PROMPT: What is the number of lines holding the word "المعجم"? Give that number alone.

Collection entries:

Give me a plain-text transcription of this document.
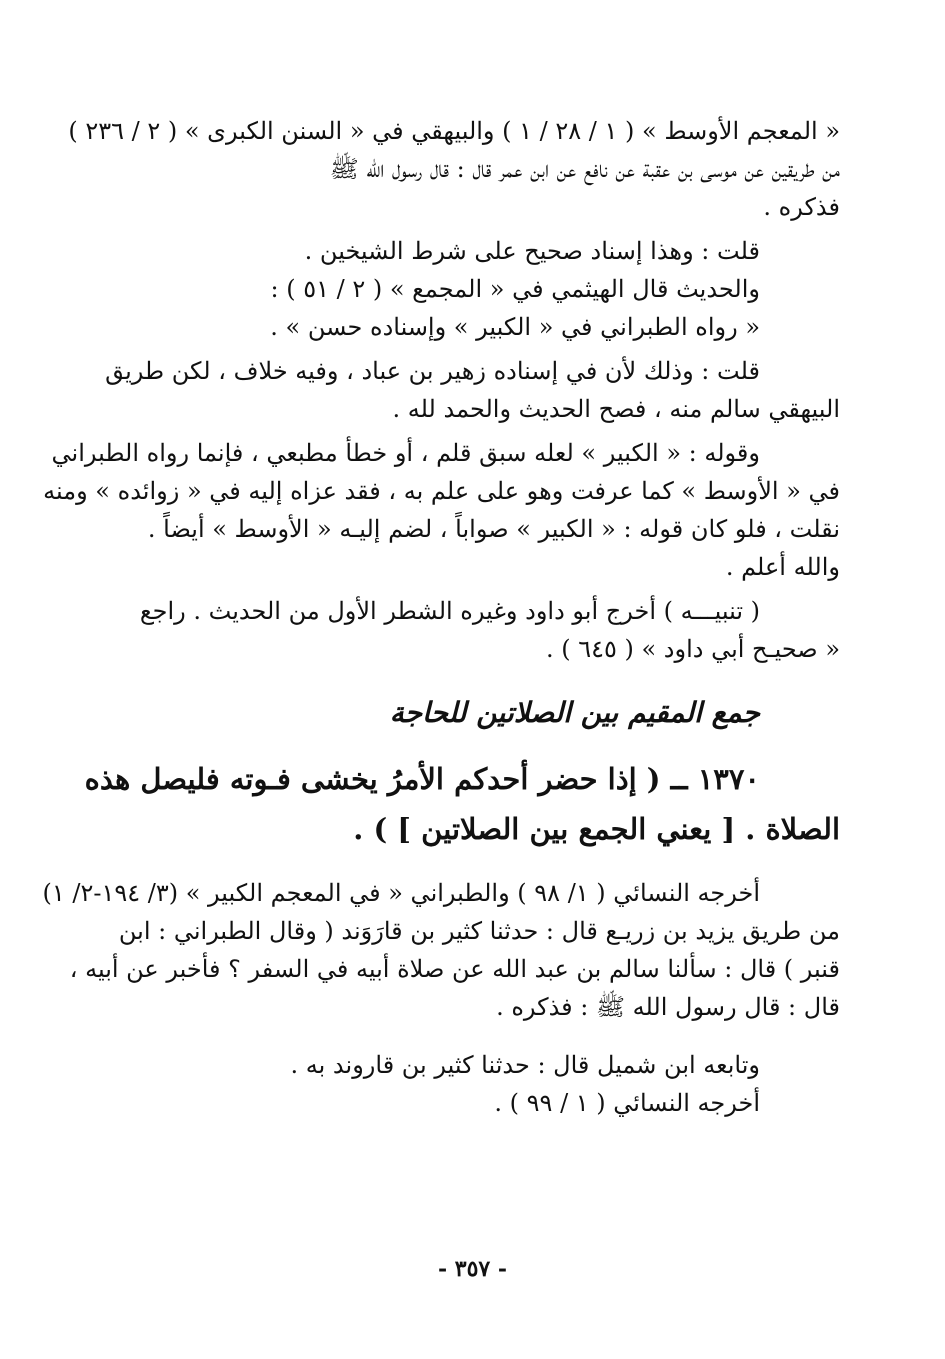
« المعجم الأوسط » ( ١ / ٢٨ / ١ ) والبيهقي في « السنن الكبرى » ( ٢ / ٢٣٦ )
من طريقين عن موسى بن عقبة عن نافع عن ابن عمر قال : قال رسول الله ﷺ
فذكره .
قلت : وهذا إسناد صحيح على شرط الشيخين .
والحديث قال الهيثمي في « المجمع » ( ٢ / ٥١ ) :
« رواه الطبراني في « الكبير » وإسناده حسن » .
قلت : وذلك لأن في إسناده زهير بن عباد ، وفيه خلاف ، لكن طريق
البيهقي سالم منه ، فصح الحديث والحمد لله .
وقوله : « الكبير » لعله سبق قلم ، أو خطأ مطبعي ، فإنما رواه الطبراني
في « الأوسط » كما عرفت وهو على علم به ، فقد عزاه إليه في « زوائده » ومنه
نقلت ، فلو كان قوله : « الكبير » صواباً ، لضم إليـه « الأوسط » أيضاً .
والله أعلم .
( تنبيـــه ) أخرج أبو داود وغيره الشطر الأول من الحديث . راجع
« صحيـح أبي داود » ( ٦٤٥ ) .
جمع المقيم بين الصلاتين للحاجة
١٣٧٠ ــ ( إذا حضر أحدكم الأمرُ يخشى فـوته فليصل هذه
الصلاة . [ يعني الجمع بين الصلاتين ] ) .
أخرجه النسائي ( ١/ ٩٨ ) والطبراني « في المعجم الكبير » (٣/ ١٩٤-٢/ ١)
من طريق يزيد بن زريـع قال : حدثنا كثير بن قارَوَند ( وقال الطبراني : ابن
قنبر ) قال : سألنا سالم بن عبد الله عن صلاة أبيه في السفر ؟ فأخبر عن أبيه ،
قال : قال رسول الله ﷺ : فذكره .
وتابعه ابن شميل قال : حدثنا كثير بن قاروند به .
أخرجه النسائي ( ١ / ٩٩ ) .
- ٣٥٧ -
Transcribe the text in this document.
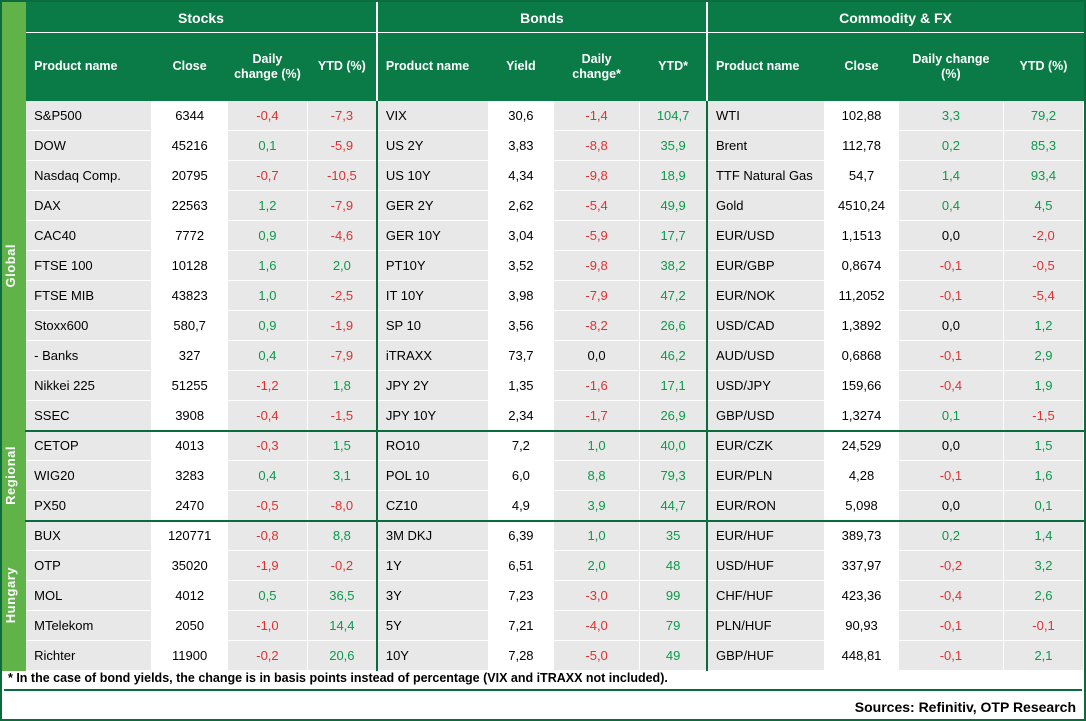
	Stocks				Bonds				Commodity & FX			
	Product name	Close	Daily change (%)	YTD (%)	Product name	Yield	Daily change*	YTD*	Product name	Close	Daily change (%)	YTD (%)

Global	S&P500	6344	-0,4	-7,3	VIX	30,6	-1,4	104,7	WTI	102,88	3,3	79,2
	DOW	45216	0,1	-5,9	US 2Y	3,83	-8,8	35,9	Brent	112,78	0,2	85,3
	Nasdaq Comp.	20795	-0,7	-10,5	US 10Y	4,34	-9,8	18,9	TTF Natural Gas	54,7	1,4	93,4
	DAX	22563	1,2	-7,9	GER 2Y	2,62	-5,4	49,9	Gold	4510,24	0,4	4,5
	CAC40	7772	0,9	-4,6	GER 10Y	3,04	-5,9	17,7	EUR/USD	1,1513	0,0	-2,0
	FTSE 100	10128	1,6	2,0	PT10Y	3,52	-9,8	38,2	EUR/GBP	0,8674	-0,1	-0,5
	FTSE MIB	43823	1,0	-2,5	IT 10Y	3,98	-7,9	47,2	EUR/NOK	11,2052	-0,1	-5,4
	Stoxx600	580,7	0,9	-1,9	SP 10	3,56	-8,2	26,6	USD/CAD	1,3892	0,0	1,2
	- Banks	327	0,4	-7,9	iTRAXX	73,7	0,0	46,2	AUD/USD	0,6868	-0,1	2,9
	Nikkei 225	51255	-1,2	1,8	JPY 2Y	1,35	-1,6	17,1	USD/JPY	159,66	-0,4	1,9
	SSEC	3908	-0,4	-1,5	JPY 10Y	2,34	-1,7	26,9	GBP/USD	1,3274	0,1	-1,5

Regional	CETOP	4013	-0,3	1,5	RO10	7,2	1,0	40,0	EUR/CZK	24,529	0,0	1,5
	WIG20	3283	0,4	3,1	POL 10	6,0	8,8	79,3	EUR/PLN	4,28	-0,1	1,6
	PX50	2470	-0,5	-8,0	CZ10	4,9	3,9	44,7	EUR/RON	5,098	0,0	0,1

Hungary	BUX	120771	-0,8	8,8	3M DKJ	6,39	1,0	35	EUR/HUF	389,73	0,2	1,4
	OTP	35020	-1,9	-0,2	1Y	6,51	2,0	48	USD/HUF	337,97	-0,2	3,2
	MOL	4012	0,5	36,5	3Y	7,23	-3,0	99	CHF/HUF	423,36	-0,4	2,6
	MTelekom	2050	-1,0	14,4	5Y	7,21	-4,0	79	PLN/HUF	90,93	-0,1	-0,1
	Richter	11900	-0,2	20,6	10Y	7,28	-5,0	49	GBP/HUF	448,81	-0,1	2,1
* In the case of bond yields, the change is in basis points instead of percentage (VIX and iTRAXX not included).
Sources: Refinitiv, OTP Research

RESULT OF THIS TASK: 2